§ Record excerpts:
◇ ◇ ◇

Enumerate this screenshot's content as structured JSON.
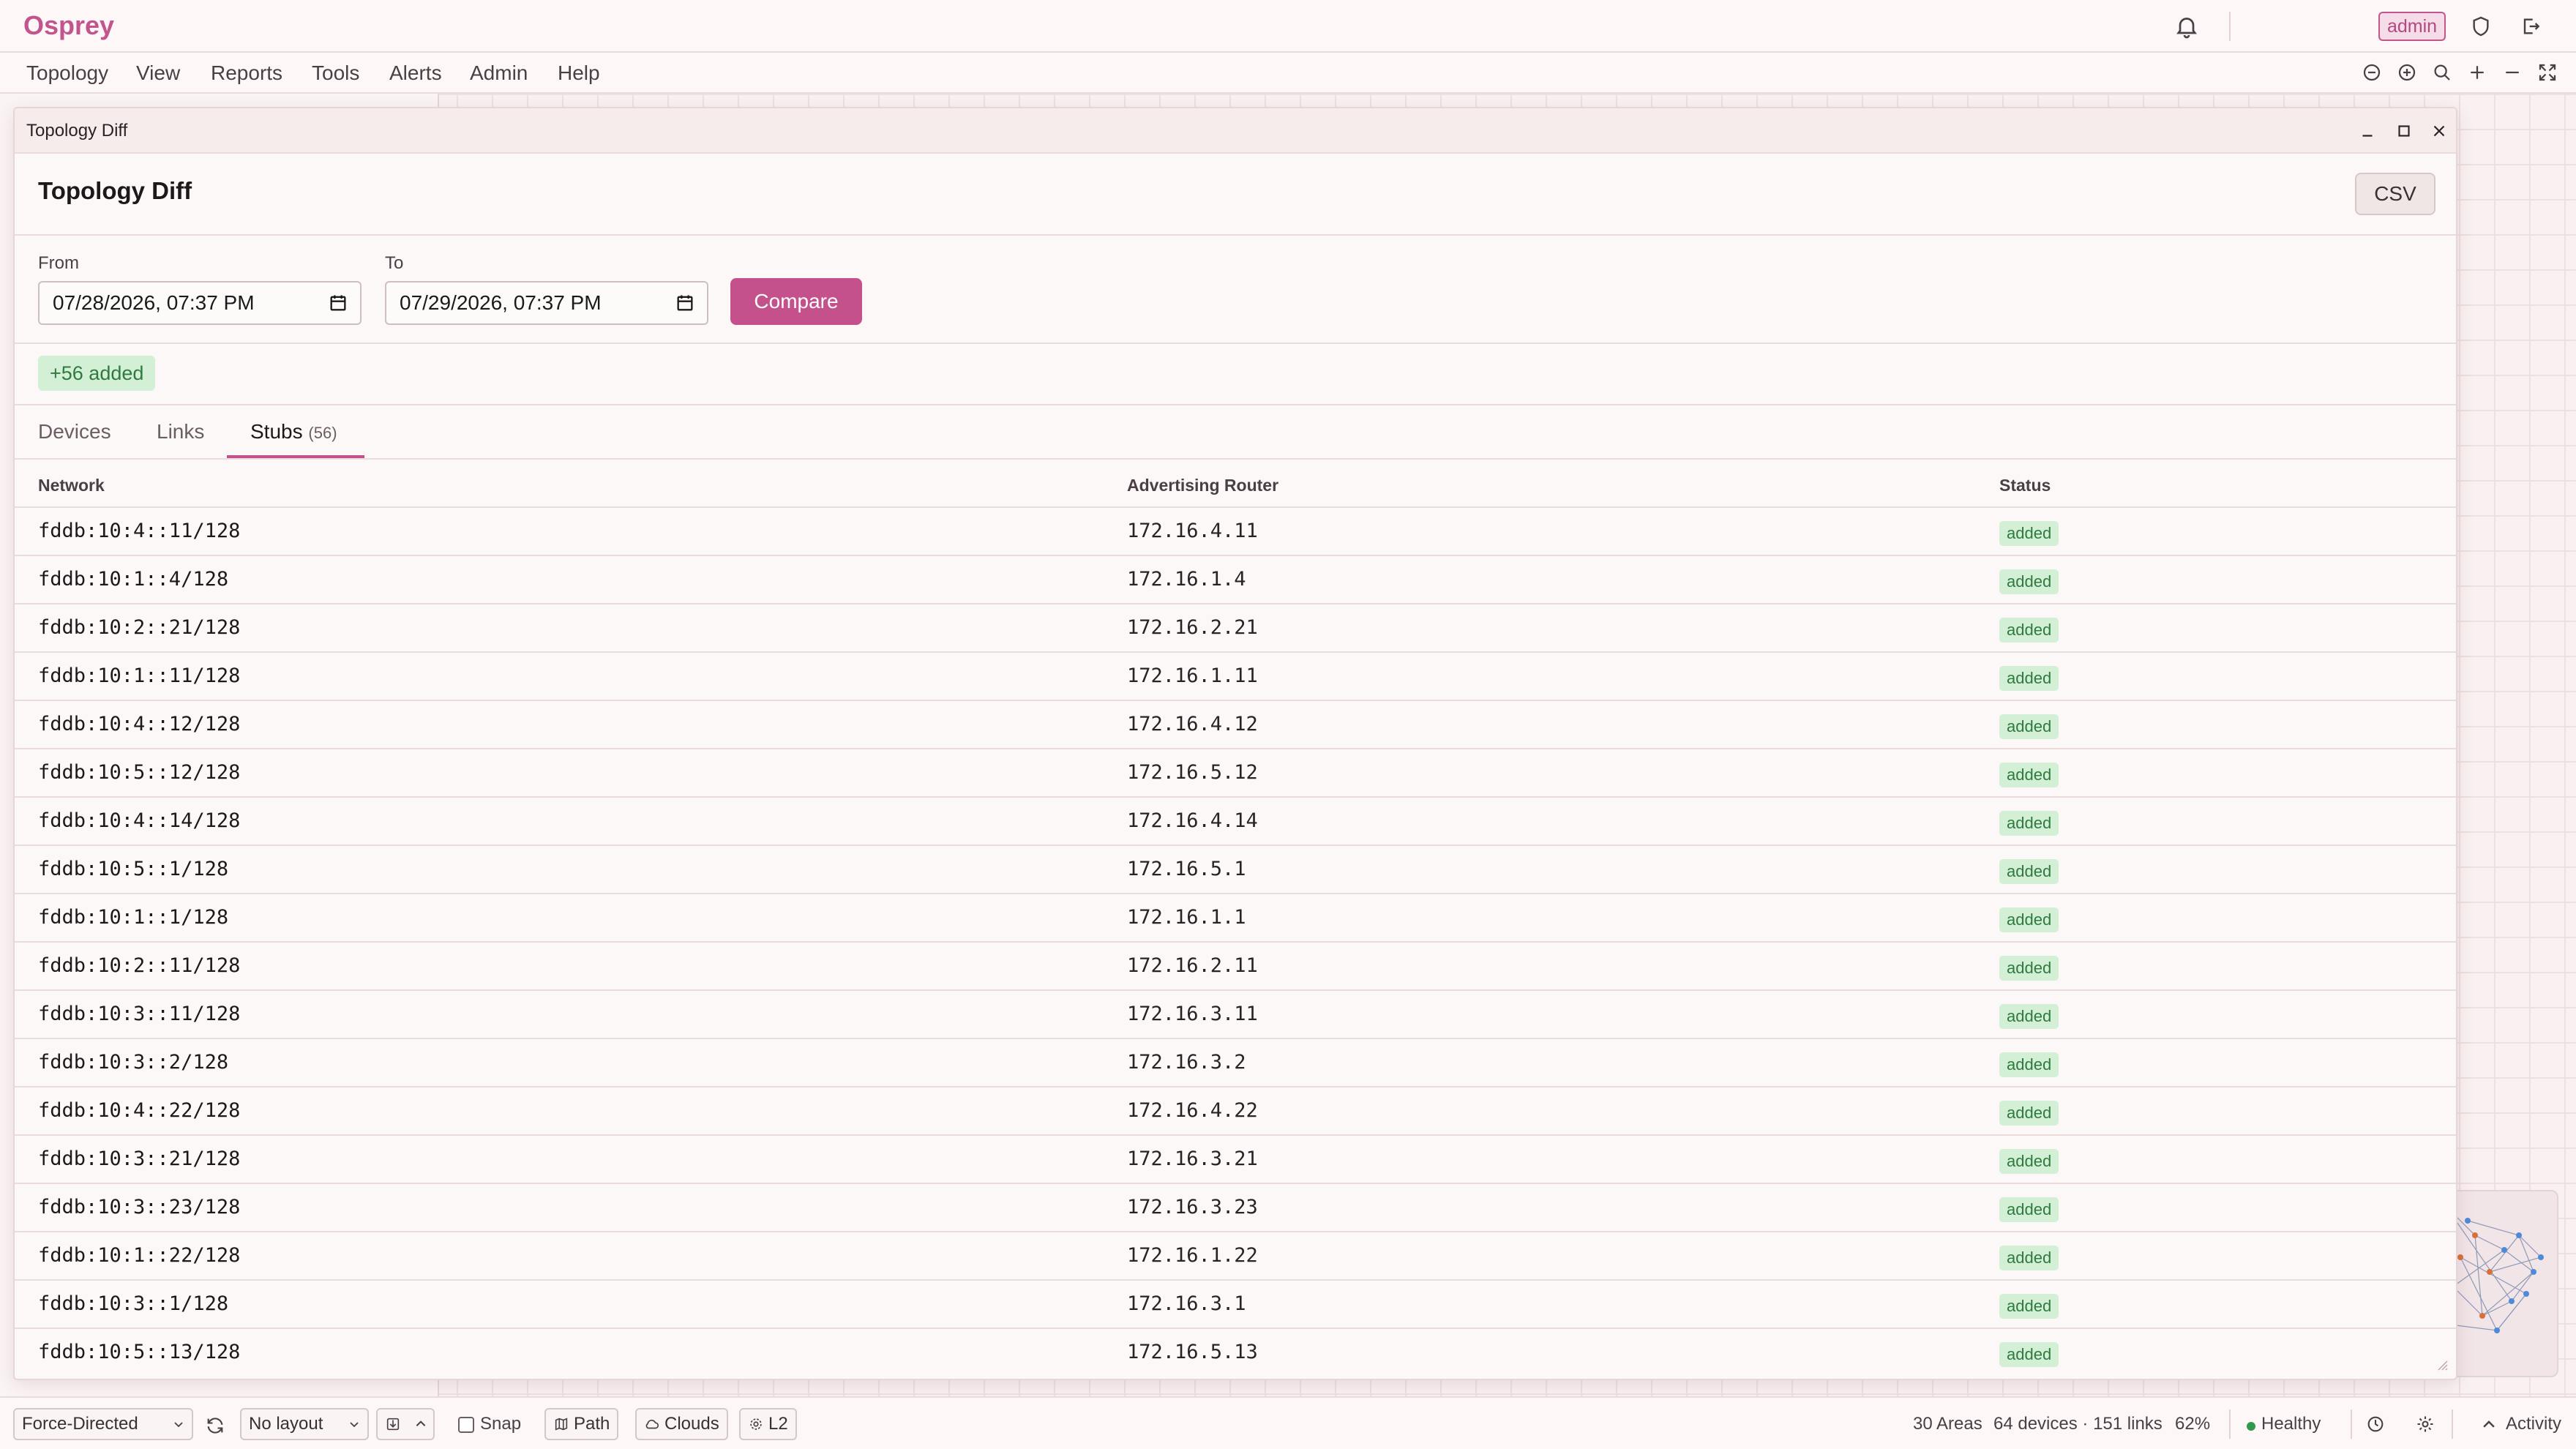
{
  "app": {
    "brand": "Osprey",
    "user_badge": "admin",
    "menu": [
      "Topology",
      "View",
      "Reports",
      "Tools",
      "Alerts",
      "Admin",
      "Help"
    ]
  },
  "dialog": {
    "window_title": "Topology Diff",
    "heading": "Topology Diff",
    "csv_label": "CSV",
    "from_label": "From",
    "from_value": "07/28/2026, 07:37 PM",
    "to_label": "To",
    "to_value": "07/29/2026, 07:37 PM",
    "compare_label": "Compare",
    "summary_badge": "+56 added",
    "tabs": {
      "devices": "Devices",
      "links": "Links",
      "stubs": "Stubs",
      "stubs_count": "(56)"
    },
    "columns": {
      "network": "Network",
      "router": "Advertising Router",
      "status": "Status"
    },
    "rows": [
      {
        "network": "fddb:10:4::11/128",
        "router": "172.16.4.11",
        "status": "added"
      },
      {
        "network": "fddb:10:1::4/128",
        "router": "172.16.1.4",
        "status": "added"
      },
      {
        "network": "fddb:10:2::21/128",
        "router": "172.16.2.21",
        "status": "added"
      },
      {
        "network": "fddb:10:1::11/128",
        "router": "172.16.1.11",
        "status": "added"
      },
      {
        "network": "fddb:10:4::12/128",
        "router": "172.16.4.12",
        "status": "added"
      },
      {
        "network": "fddb:10:5::12/128",
        "router": "172.16.5.12",
        "status": "added"
      },
      {
        "network": "fddb:10:4::14/128",
        "router": "172.16.4.14",
        "status": "added"
      },
      {
        "network": "fddb:10:5::1/128",
        "router": "172.16.5.1",
        "status": "added"
      },
      {
        "network": "fddb:10:1::1/128",
        "router": "172.16.1.1",
        "status": "added"
      },
      {
        "network": "fddb:10:2::11/128",
        "router": "172.16.2.11",
        "status": "added"
      },
      {
        "network": "fddb:10:3::11/128",
        "router": "172.16.3.11",
        "status": "added"
      },
      {
        "network": "fddb:10:3::2/128",
        "router": "172.16.3.2",
        "status": "added"
      },
      {
        "network": "fddb:10:4::22/128",
        "router": "172.16.4.22",
        "status": "added"
      },
      {
        "network": "fddb:10:3::21/128",
        "router": "172.16.3.21",
        "status": "added"
      },
      {
        "network": "fddb:10:3::23/128",
        "router": "172.16.3.23",
        "status": "added"
      },
      {
        "network": "fddb:10:1::22/128",
        "router": "172.16.1.22",
        "status": "added"
      },
      {
        "network": "fddb:10:3::1/128",
        "router": "172.16.3.1",
        "status": "added"
      },
      {
        "network": "fddb:10:5::13/128",
        "router": "172.16.5.13",
        "status": "added"
      }
    ]
  },
  "statusbar": {
    "algorithm": "Force-Directed",
    "layout": "No layout",
    "snap_label": "Snap",
    "path_label": "Path",
    "clouds_label": "Clouds",
    "l2_label": "L2",
    "areas": "30 Areas",
    "devices_links": "64 devices · 151 links",
    "zoom": "62%",
    "health": "Healthy",
    "activity": "Activity"
  },
  "colors": {
    "accent": "#c4518c",
    "brand": "#c2558d",
    "added_bg": "#d3f0d7",
    "added_fg": "#2f7a3e",
    "healthy": "#2f9a4c"
  },
  "icons": [
    "bell-icon",
    "shield-icon",
    "logout-icon",
    "zoom-out-icon",
    "zoom-in-icon",
    "search-icon",
    "plus-icon",
    "minus-icon",
    "fullscreen-icon",
    "minimize-icon",
    "maximize-icon",
    "close-icon",
    "calendar-icon",
    "refresh-icon",
    "save-icon",
    "chevron-up-icon",
    "path-icon",
    "cloud-icon",
    "gear-icon",
    "clock-icon",
    "chevron-down-icon"
  ]
}
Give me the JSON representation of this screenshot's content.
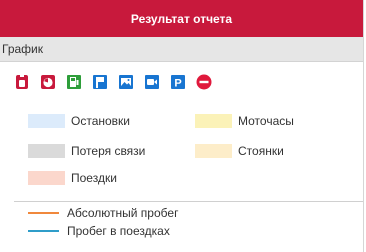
{
  "header": {
    "title": "Результат отчета"
  },
  "section": {
    "title": "График"
  },
  "toolbar": {
    "buttons": [
      {
        "icon": "fuel-canister-icon"
      },
      {
        "icon": "speedometer-icon"
      },
      {
        "icon": "fuel-station-icon"
      },
      {
        "icon": "flag-icon"
      },
      {
        "icon": "image-icon"
      },
      {
        "icon": "video-camera-icon"
      },
      {
        "icon": "parking-icon"
      },
      {
        "icon": "minus-circle-icon"
      }
    ]
  },
  "legend": {
    "stops": {
      "label": "Остановки",
      "color": "#dcebfb"
    },
    "engine_hours": {
      "label": "Моточасы",
      "color": "#fbf2b8"
    },
    "connection_loss": {
      "label": "Потеря связи",
      "color": "#dadada"
    },
    "parkings": {
      "label": "Стоянки",
      "color": "#fdedc9"
    },
    "trips": {
      "label": "Поездки",
      "color": "#fbd7cc"
    }
  },
  "lines": {
    "absolute_mileage": {
      "label": "Абсолютный пробег",
      "color": "#f0883c"
    },
    "trip_mileage": {
      "label": "Пробег в поездках",
      "color": "#2f9dc9"
    }
  },
  "colors": {
    "brand": "#c8193c",
    "icon_blue": "#1875d1",
    "icon_green": "#2e9e3a"
  }
}
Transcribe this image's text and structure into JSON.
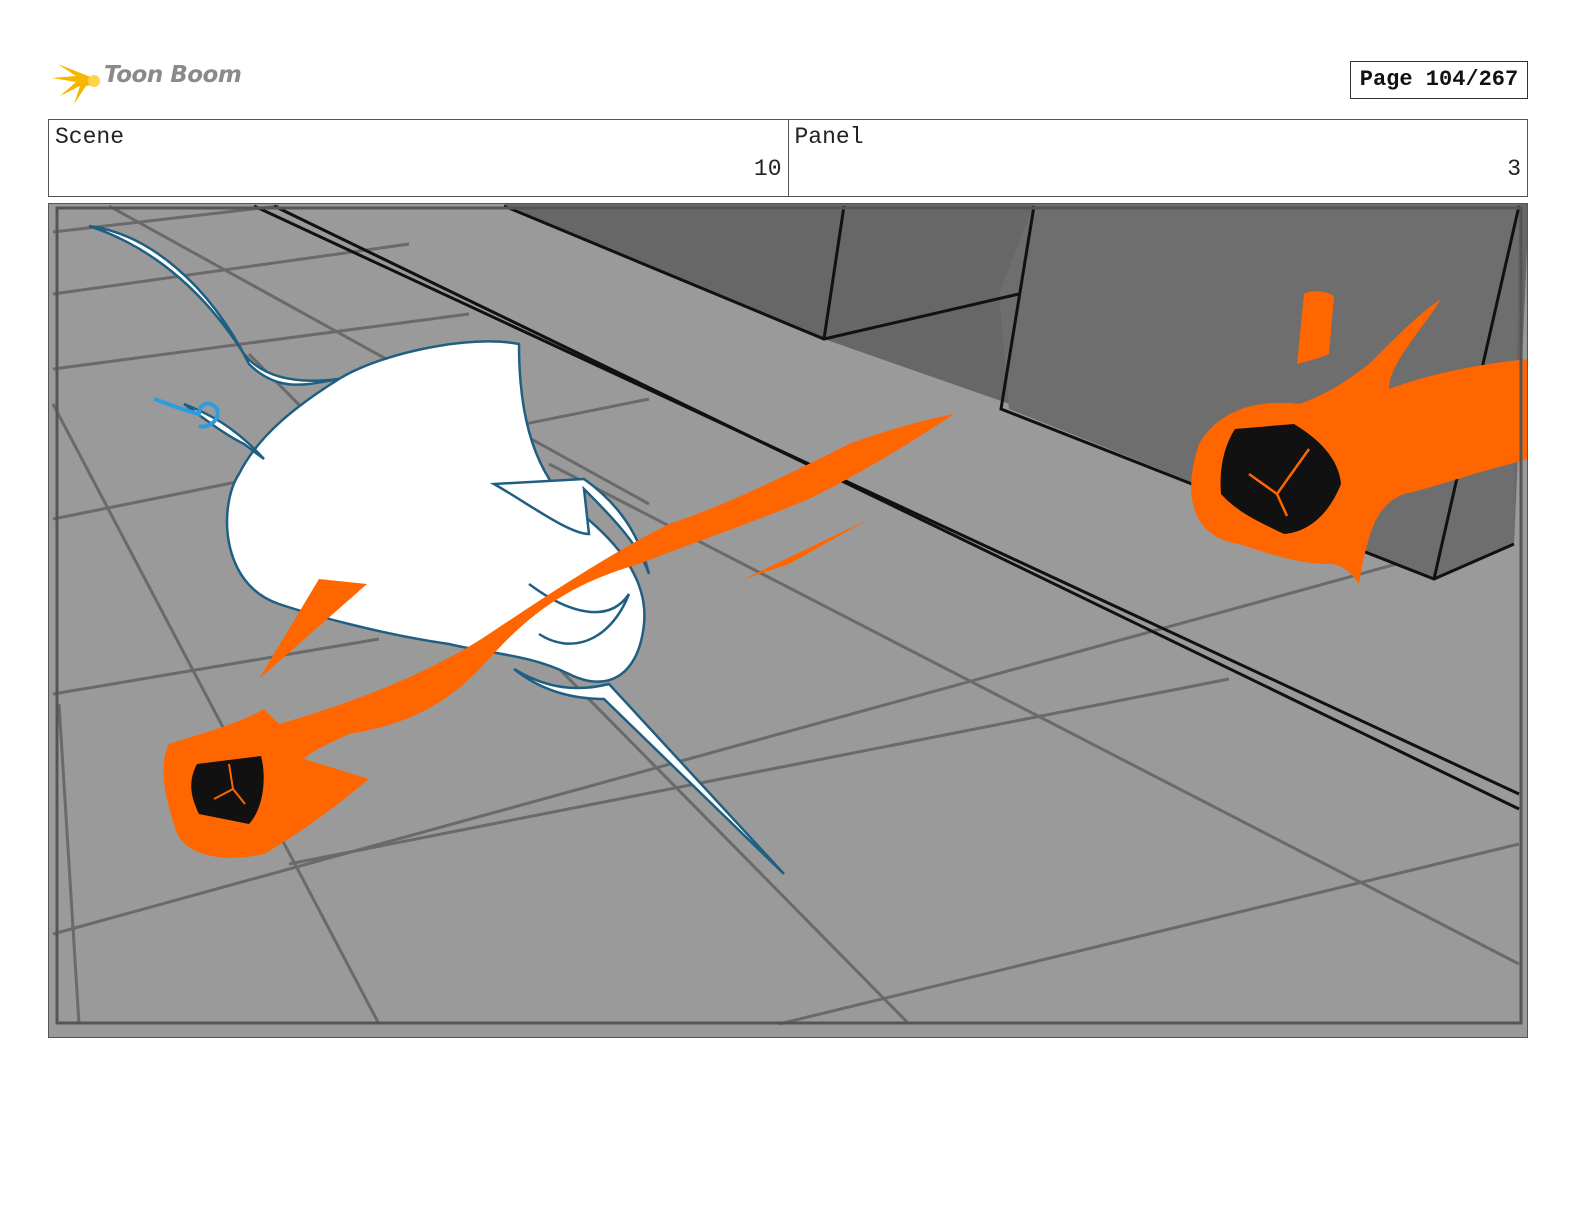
{
  "header": {
    "logo_text": "Toon Boom",
    "page_label": "Page 104/267"
  },
  "info": {
    "scene_label": "Scene",
    "scene_value": "10",
    "panel_label": "Panel",
    "panel_value": "3"
  },
  "colors": {
    "floor": "#9a9a9a",
    "wall": "#676767",
    "creature_fill": "#ffffff",
    "creature_outline": "#1f5f82",
    "flame": "#ff6600",
    "logo_accent": "#f7b500"
  }
}
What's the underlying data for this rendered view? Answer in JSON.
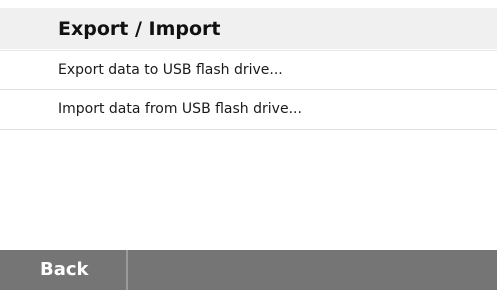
{
  "header": {
    "title": "Export / Import"
  },
  "menu": {
    "items": [
      {
        "label": "Export data to USB flash drive..."
      },
      {
        "label": "Import data from USB flash drive..."
      }
    ]
  },
  "footer": {
    "back_label": "Back"
  },
  "colors": {
    "header_bg": "#f0f0f0",
    "footer_bg": "#757575",
    "footer_text": "#ffffff"
  }
}
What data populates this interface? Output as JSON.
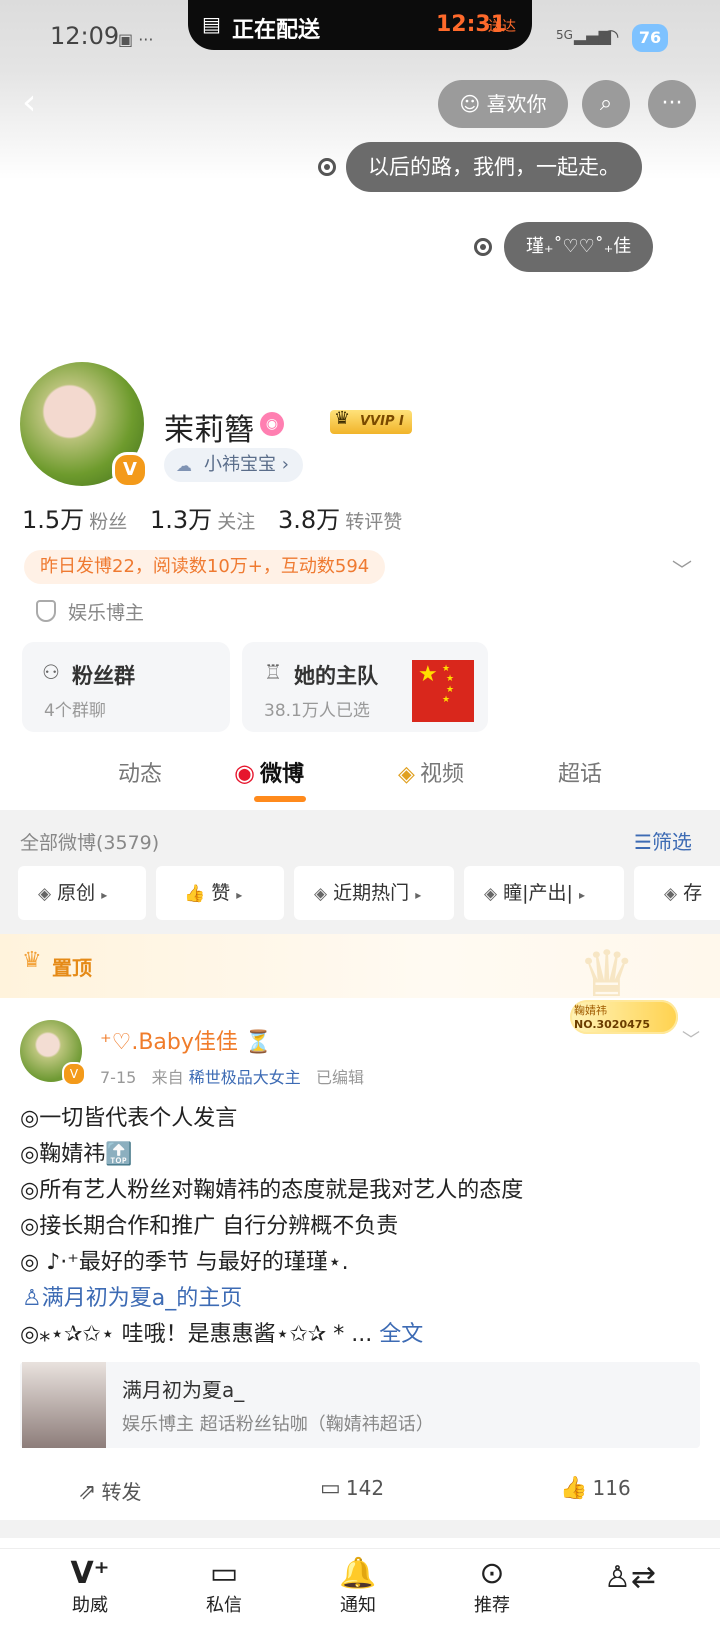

◇ ◇ ◇

§ Short problem:
Tell how many lines hold the string "data", giving the number and nothing else.

§ Solution below:
4